═════ Data for this task

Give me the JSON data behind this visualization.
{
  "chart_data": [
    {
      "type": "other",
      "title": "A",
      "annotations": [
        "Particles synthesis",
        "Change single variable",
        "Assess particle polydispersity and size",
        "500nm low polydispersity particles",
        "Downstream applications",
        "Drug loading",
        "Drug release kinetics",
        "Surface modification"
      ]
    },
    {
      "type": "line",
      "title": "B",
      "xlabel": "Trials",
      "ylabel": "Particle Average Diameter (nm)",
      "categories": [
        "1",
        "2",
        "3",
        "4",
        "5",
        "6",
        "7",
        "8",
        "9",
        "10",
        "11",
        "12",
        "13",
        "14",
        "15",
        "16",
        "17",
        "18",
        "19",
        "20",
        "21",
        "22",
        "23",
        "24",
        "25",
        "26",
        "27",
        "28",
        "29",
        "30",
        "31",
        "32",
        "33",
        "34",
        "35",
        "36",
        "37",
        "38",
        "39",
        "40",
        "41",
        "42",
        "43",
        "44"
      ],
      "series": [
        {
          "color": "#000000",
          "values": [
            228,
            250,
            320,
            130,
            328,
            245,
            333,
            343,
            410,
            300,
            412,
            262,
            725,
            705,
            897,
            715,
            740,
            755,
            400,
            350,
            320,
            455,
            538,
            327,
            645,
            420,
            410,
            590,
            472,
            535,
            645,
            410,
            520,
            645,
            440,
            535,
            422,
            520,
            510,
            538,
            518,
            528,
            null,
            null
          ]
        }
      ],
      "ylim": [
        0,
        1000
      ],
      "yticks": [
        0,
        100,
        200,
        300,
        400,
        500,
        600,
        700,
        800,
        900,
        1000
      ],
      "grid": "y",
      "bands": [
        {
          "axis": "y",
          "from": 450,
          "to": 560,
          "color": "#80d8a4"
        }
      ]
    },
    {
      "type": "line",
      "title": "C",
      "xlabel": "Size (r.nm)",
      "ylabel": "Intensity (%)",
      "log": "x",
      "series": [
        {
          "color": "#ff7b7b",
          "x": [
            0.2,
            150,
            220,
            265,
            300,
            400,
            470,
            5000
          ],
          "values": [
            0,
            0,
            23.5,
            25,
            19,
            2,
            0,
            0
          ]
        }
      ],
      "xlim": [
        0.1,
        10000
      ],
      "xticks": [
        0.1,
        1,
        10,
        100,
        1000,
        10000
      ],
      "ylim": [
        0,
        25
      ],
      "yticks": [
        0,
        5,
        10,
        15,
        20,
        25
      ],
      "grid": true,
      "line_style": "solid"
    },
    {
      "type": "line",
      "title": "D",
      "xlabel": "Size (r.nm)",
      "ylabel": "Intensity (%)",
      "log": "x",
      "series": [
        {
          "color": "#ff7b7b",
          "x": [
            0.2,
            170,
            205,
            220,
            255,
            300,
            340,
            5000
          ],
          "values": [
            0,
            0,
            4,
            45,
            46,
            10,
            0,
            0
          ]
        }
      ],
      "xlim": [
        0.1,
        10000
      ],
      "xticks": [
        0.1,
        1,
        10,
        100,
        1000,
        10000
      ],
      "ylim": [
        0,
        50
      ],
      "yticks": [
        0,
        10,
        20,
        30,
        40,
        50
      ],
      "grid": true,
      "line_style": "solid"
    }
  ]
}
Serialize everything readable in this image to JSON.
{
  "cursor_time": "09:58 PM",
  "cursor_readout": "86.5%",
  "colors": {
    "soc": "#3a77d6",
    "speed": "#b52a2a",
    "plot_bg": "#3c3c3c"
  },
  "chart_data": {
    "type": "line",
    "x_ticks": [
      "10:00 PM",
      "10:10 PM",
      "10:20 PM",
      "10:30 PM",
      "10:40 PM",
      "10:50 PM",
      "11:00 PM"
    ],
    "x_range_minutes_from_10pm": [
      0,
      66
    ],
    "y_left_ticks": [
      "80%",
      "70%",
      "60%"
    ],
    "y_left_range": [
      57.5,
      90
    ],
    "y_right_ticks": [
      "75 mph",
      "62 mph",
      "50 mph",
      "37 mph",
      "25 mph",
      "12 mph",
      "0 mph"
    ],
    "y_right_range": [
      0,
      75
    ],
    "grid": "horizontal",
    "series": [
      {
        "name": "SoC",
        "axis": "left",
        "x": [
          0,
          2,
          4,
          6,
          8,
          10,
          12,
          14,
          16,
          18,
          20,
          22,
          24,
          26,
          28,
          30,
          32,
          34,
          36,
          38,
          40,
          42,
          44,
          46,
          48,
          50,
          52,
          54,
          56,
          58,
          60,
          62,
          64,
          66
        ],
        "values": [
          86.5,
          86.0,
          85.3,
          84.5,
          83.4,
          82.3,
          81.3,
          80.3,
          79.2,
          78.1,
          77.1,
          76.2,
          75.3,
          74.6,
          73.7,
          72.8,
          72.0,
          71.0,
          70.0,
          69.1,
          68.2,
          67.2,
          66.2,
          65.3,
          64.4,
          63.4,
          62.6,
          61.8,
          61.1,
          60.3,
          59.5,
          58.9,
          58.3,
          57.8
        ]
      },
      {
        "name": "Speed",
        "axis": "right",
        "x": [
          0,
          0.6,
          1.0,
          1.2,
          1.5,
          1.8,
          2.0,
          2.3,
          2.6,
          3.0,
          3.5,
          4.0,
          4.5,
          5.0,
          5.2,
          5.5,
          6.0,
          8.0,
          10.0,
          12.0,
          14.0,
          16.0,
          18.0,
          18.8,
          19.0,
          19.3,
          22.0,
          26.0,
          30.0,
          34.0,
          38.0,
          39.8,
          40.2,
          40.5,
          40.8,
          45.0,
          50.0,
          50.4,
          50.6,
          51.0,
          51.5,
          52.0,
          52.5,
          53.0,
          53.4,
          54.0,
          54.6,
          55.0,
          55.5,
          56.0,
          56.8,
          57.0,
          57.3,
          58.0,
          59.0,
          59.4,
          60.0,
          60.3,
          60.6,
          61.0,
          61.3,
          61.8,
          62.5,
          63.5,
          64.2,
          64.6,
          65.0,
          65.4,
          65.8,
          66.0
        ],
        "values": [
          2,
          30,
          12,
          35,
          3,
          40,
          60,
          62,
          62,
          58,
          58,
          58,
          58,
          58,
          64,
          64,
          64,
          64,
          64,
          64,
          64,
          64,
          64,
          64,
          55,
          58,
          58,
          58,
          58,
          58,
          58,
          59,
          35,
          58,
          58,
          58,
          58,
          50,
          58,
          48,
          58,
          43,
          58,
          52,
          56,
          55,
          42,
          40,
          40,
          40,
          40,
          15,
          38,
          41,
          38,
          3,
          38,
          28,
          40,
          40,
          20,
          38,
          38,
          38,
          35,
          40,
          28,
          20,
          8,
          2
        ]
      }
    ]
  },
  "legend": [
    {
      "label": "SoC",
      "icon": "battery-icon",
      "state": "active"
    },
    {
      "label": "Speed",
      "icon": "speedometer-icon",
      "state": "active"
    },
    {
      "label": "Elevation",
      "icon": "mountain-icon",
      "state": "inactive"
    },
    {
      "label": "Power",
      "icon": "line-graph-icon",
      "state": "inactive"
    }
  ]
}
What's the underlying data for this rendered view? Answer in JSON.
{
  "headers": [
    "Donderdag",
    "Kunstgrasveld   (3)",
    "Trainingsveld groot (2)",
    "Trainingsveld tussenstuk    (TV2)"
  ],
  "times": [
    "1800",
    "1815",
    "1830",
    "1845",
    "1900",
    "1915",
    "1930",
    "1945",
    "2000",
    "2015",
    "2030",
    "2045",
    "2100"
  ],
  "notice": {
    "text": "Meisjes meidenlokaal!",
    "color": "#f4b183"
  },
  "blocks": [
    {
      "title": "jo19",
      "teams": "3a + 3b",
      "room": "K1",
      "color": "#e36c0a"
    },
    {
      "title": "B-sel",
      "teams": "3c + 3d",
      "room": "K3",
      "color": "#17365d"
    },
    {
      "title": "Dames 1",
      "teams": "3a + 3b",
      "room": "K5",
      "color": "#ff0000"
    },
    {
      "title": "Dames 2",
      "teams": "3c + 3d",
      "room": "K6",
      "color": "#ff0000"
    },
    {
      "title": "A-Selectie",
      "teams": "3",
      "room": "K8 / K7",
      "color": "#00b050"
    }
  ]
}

══════════

Objective:
Search the data above for the string "icon" and return every line that has it.

Task result:
      "icon": "battery-icon",
      "icon": "speedometer-icon",
      "icon": "mountain-icon",
      "icon": "line-graph-icon",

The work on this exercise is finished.